**PROBLEM TO SOLVE**
In the material below, find each line holding the string "Módulo" and copy it.

**MATERIAL FOR THE TASK**

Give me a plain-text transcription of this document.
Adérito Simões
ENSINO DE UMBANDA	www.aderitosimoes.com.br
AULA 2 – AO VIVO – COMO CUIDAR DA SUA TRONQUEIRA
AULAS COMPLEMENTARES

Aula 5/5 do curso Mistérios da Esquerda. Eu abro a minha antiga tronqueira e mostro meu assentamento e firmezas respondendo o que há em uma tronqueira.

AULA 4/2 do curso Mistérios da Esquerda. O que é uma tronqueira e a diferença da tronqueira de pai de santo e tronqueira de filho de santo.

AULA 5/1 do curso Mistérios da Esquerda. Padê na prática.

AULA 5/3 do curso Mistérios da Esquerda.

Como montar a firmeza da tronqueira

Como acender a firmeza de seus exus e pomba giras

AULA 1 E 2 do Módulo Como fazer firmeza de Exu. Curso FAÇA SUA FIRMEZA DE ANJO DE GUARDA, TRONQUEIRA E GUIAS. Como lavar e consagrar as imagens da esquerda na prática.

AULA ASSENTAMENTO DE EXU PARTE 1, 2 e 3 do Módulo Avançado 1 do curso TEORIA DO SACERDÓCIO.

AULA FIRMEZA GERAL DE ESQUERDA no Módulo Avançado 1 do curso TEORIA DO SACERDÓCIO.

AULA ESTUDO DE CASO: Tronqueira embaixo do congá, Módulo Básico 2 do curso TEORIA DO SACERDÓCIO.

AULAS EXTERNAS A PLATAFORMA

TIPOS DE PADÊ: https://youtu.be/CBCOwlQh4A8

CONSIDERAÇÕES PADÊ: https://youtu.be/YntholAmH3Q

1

...

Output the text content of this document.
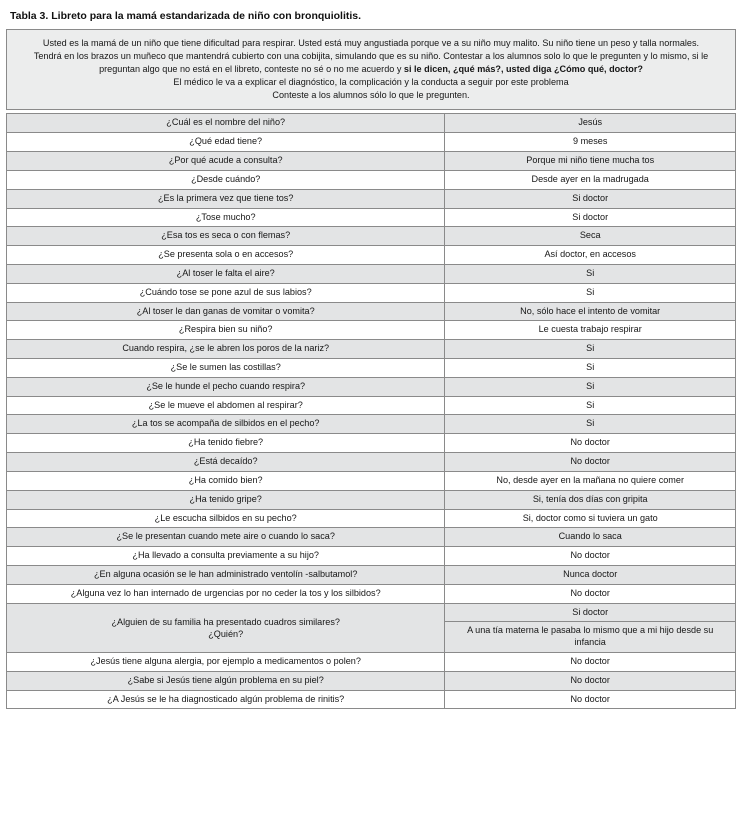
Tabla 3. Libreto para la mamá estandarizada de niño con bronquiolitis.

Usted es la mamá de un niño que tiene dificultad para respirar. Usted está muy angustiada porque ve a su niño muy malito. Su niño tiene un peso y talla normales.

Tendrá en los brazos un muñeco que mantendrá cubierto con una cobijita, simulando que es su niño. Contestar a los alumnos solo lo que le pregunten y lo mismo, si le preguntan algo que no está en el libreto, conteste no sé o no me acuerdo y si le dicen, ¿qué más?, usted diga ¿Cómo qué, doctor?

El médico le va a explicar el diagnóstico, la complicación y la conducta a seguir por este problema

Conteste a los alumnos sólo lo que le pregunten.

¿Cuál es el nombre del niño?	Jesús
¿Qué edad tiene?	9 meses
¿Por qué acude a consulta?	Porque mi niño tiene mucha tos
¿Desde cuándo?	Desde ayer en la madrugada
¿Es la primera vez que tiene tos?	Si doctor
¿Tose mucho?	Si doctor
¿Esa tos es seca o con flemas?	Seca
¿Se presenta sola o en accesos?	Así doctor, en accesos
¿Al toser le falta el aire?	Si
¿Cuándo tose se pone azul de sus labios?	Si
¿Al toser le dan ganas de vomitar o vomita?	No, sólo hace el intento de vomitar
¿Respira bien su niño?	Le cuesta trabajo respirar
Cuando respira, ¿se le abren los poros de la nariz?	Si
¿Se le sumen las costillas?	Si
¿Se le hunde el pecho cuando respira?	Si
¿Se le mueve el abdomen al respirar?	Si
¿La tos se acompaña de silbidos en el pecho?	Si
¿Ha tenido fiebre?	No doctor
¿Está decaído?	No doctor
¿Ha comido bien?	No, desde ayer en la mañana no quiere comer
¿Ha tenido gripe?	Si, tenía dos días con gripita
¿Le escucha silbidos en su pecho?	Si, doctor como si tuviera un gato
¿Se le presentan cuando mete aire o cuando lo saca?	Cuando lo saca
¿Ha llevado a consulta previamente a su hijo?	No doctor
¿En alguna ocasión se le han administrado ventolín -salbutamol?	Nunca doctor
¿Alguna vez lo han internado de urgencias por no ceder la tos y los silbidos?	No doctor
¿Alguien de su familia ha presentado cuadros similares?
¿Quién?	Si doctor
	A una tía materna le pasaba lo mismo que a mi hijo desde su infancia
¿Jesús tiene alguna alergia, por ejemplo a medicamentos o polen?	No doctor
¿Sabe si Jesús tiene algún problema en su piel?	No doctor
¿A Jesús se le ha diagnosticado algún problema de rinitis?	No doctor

**REPLY**
AULA 1 E 2 do Módulo Como fazer firmeza de Exu. Curso FAÇA SUA FIRMEZA DE ANJO DE GUARDA, TRONQUEIRA E GUIAS. Como lavar e consagrar as imagens da esquerda na prática.
AULA ASSENTAMENTO DE EXU PARTE 1, 2 e 3 do Módulo Avançado 1 do curso TEORIA DO SACERDÓCIO.
AULA FIRMEZA GERAL DE ESQUERDA no Módulo Avançado 1 do curso TEORIA DO SACERDÓCIO.
AULA ESTUDO DE CASO: Tronqueira embaixo do congá, Módulo Básico 2 do curso TEORIA DO SACERDÓCIO.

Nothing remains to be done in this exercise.